* start Document excerpt *

What place the tornado, the hailstorm, the locust, and such like destroyers have in the mundane economy; whether they are providential dispositions for the punishment of particular communities, or freaks of sheer diabolism, or resultants of powers imparted to nature playing under determining conditions, is a question which must be left to casuists, reverend and other. Minnesota can claim no exemption from such visitations. On April 14, 1886, a furious tornado struck the city of St. Cloud and its suburb, Sauk Rapids, cutting a swath of desolation and destroying some seventy persons. In 1891, on June 15, a series of tornadoes traversed the counties of Martin, Faribault, Freeborn, Mower, and Fillmore, on a line nearly parallel with the Southern Minnesota division of the Milwaukee and St. Paul Railroad. Many farm buildings were wrecked and about fifty people killed. In previous years disastrous tornadoes had wrought havoc in New Ulm and Rochester.
In the fall of 1886 there was a descent of what were supposed to be ordinary grasshoppers in Otter Tail County. When in the following spring “hoppers” were appearing dangerously numerous, Governor McGill sent out the state entomologist, Dr. Otto Lugger of the university agricultural college, to investigate. He saw at once that the genuine Rocky Mountain locust was to be dealt with, and proceeded to organize the farmers for warfare on them. So effective was the campaign that thirty-five thousand bushels of the insects were caught and destroyed, and half the crops on about one hundred square miles saved.
On September 1, 1894, a fire broke out in the cut-over pine woods near Hinckley, in Pine County. A high wind prevailing, it spread and raged for many days. Eight villages, including Hinckley and Sandstone, and scores of farmsteads were completely destroyed. Not less than three hundred and fifty square miles were devastated. Four hundred and eighteen persons lost their lives, and more than two thousand were left homeless. The property loss was not less than a million dollars. Governor Nelson appointed a relief committee of citizens, with Charles A. Pillsbury at its head. The estimated amount of relief furnished through this and the local committees was $185,000. In the same year the chinch bug did much damage to growing crops in several southwestern counties.

* end Document excerpt *

* [Work instructions]:
[A] List every county named in the passage on Minnesota's natural disasters.
[B] Continue the passage on Minnesota's natural disasters from its last sentence.

* start Dataset rows *

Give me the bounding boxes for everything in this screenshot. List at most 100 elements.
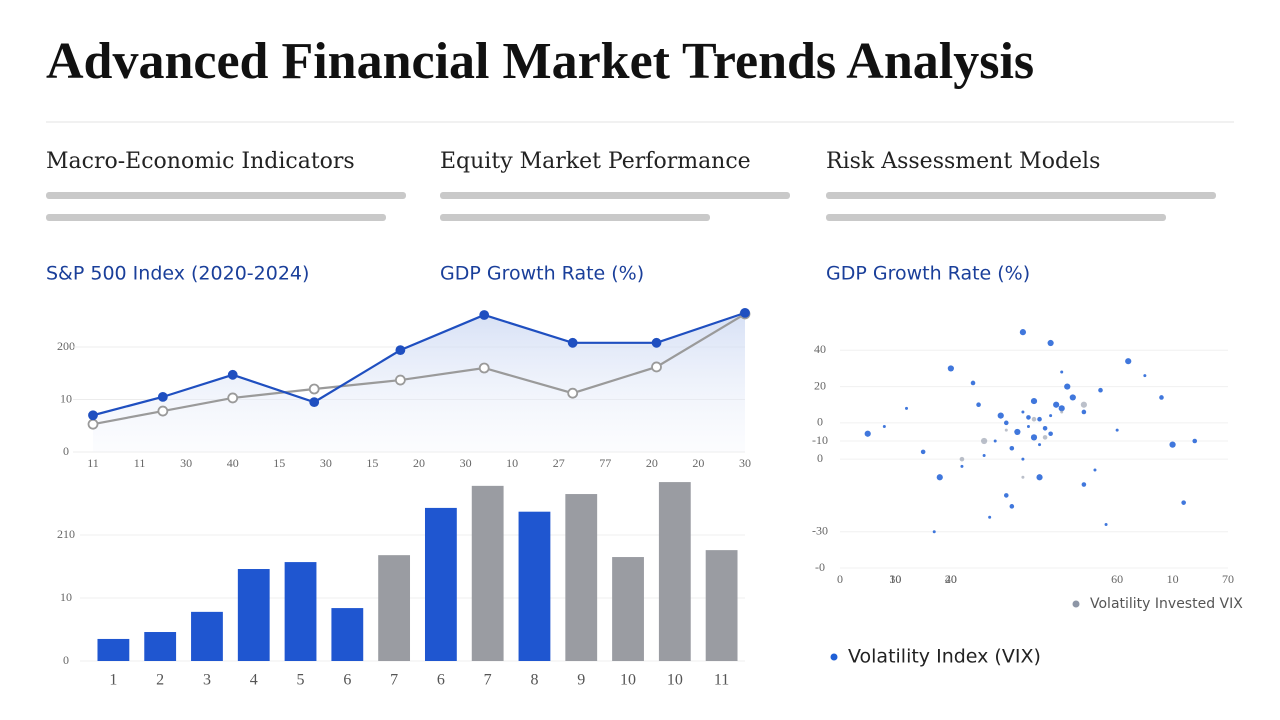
x-tick-label: 20	[413, 456, 425, 470]
point	[227, 369, 238, 380]
point	[1058, 405, 1065, 412]
point	[932, 530, 936, 534]
x-tick-label: 5	[297, 672, 305, 689]
y-tick-label: 40	[814, 342, 826, 356]
point	[882, 424, 886, 428]
section-heading: Macro-Economic Indicators	[46, 149, 355, 174]
point	[1081, 409, 1087, 415]
point	[1053, 401, 1060, 408]
point	[1042, 426, 1048, 431]
point	[1143, 374, 1147, 378]
point	[740, 307, 750, 318]
x-tick-label: 4	[250, 672, 258, 689]
x-tick-label: 8	[530, 672, 538, 689]
chart-subtitle: GDP Growth Rate (%)	[440, 263, 644, 285]
chart-title: S&P 500 Index (2020-2024)	[46, 263, 309, 285]
bar	[191, 611, 223, 661]
x-tick-label: 10	[620, 672, 636, 689]
point	[651, 337, 662, 348]
x-tick-label: 10	[506, 456, 518, 470]
point	[1047, 339, 1054, 347]
x-tick-label: 6	[343, 672, 351, 689]
point	[1026, 424, 1030, 428]
point	[1181, 500, 1186, 505]
y-tick-label: 210	[57, 527, 75, 541]
bar	[471, 485, 504, 661]
point	[1048, 431, 1053, 437]
point	[1030, 397, 1038, 405]
chart-title: GDP Growth Rate (%)	[826, 263, 1030, 285]
point	[567, 387, 579, 399]
point	[1125, 358, 1132, 365]
x-tick-label: 7	[390, 672, 398, 689]
x-tick-label: 7	[484, 672, 492, 689]
point	[1115, 428, 1119, 432]
point	[309, 397, 320, 408]
point	[1031, 416, 1037, 422]
point	[960, 464, 964, 468]
point	[1093, 468, 1097, 472]
point	[1003, 493, 1009, 498]
y-tick-label: -30	[812, 523, 828, 537]
point	[959, 456, 965, 462]
point	[976, 402, 981, 408]
point	[997, 412, 1004, 419]
legend-label: Volatility Index (VIX)	[848, 646, 1041, 668]
point	[1037, 416, 1042, 422]
point	[988, 515, 992, 519]
x-tick-label: 10	[889, 572, 901, 586]
point	[1021, 457, 1025, 461]
bar	[518, 511, 551, 661]
point	[1030, 434, 1038, 441]
y-tick-label: -10	[812, 433, 828, 447]
bar	[97, 638, 130, 661]
description-placeholder	[46, 192, 1216, 221]
x-tick-label: 20	[646, 456, 658, 470]
point	[981, 437, 988, 445]
point	[1060, 410, 1064, 414]
area	[93, 312, 745, 452]
point	[970, 380, 976, 386]
point	[479, 310, 490, 320]
x-tick-label: 20	[945, 572, 957, 586]
point	[651, 361, 662, 373]
section-heading: Equity Market Performance	[440, 149, 751, 174]
x-tick-label: 2	[156, 672, 164, 689]
x-tick-label: 27	[553, 456, 565, 470]
point	[1069, 394, 1076, 401]
point	[227, 392, 239, 404]
x-tick-label: 77	[599, 456, 611, 470]
point	[1064, 383, 1071, 390]
point	[1019, 329, 1027, 336]
x-tick-label: 15	[273, 456, 285, 470]
x-tick-label: 9	[577, 672, 585, 689]
point	[993, 439, 997, 443]
legend-marker	[1072, 600, 1080, 608]
point	[1009, 445, 1015, 451]
x-tick-label: 15	[366, 456, 378, 470]
point	[1036, 474, 1043, 481]
x-tick-label: 30	[460, 456, 472, 470]
x-tick-label: 60	[1111, 572, 1123, 586]
point	[982, 454, 986, 458]
point	[1021, 475, 1025, 479]
point	[88, 410, 98, 421]
x-tick-label: 30	[739, 456, 751, 470]
x-tick-label: 3	[203, 672, 211, 689]
point	[1169, 441, 1176, 448]
y-tick-label: 0	[817, 415, 823, 429]
legend-label: Volatility Invested VIX	[1090, 596, 1243, 612]
bar	[565, 494, 598, 661]
y-tick-label: 0	[63, 444, 69, 458]
point	[394, 374, 406, 386]
point	[1021, 410, 1025, 414]
x-tick-label: 11	[87, 456, 99, 470]
point	[1004, 428, 1008, 432]
point	[1080, 401, 1087, 408]
bar	[331, 608, 364, 661]
bar	[705, 550, 738, 661]
bar	[378, 555, 411, 661]
y-tick-label: 20	[814, 378, 826, 392]
point	[1049, 414, 1053, 418]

* end Dataset rows *

* [Outputs in order]:
[A] Martin, Faribault, Freeborn, Mower, Fillmore, Otter Tail, Pine

[B]
At the outbreak of the war with Spain in April, 1898, Minnesota was first of the states to respond to the call of the President for volunteers, as she had been in the Civil War. Before the close of the month three regiments,—Twelfth, Thirteenth, and Fourteenth,—mostly recruited from the national guard, were assembled at St. Paul. They were mustered into the United States service May 7 and 8. The Thirteenth Regiment, commanded by Colonel Charles McCormick Reeve, was dispatched to the Philippine Islands and participated in the capture of Manila, August 13, 1898. It performed provost guard duty in that city till the spring of 1899, and formed part of Lawton’s expedition to the interior. The regiment was mustered out in San Francisco in September, but was transported home in trains furnished by Minnesota cities, and on arrival in Minneapolis, October 12, 1899, was reviewed by President McKinley.
The Twelfth and Fourteenth regiments were sent to the grand rendezvous at Camp Thomas, Chickamauga Park, Georgia, detained thereabout through the summer, sent home late in September, furloughed for thirty days, and mustered out November 18.
The Fifteenth, recruited from the state at large, was mustered in July 18, detained at Fort Snelling till September 15, and then sent to Camp Meade, Pennsylvania. A month later it was ordered to Camp Mackenzie, Georgia, where it remained till mustered out March 27, 1899.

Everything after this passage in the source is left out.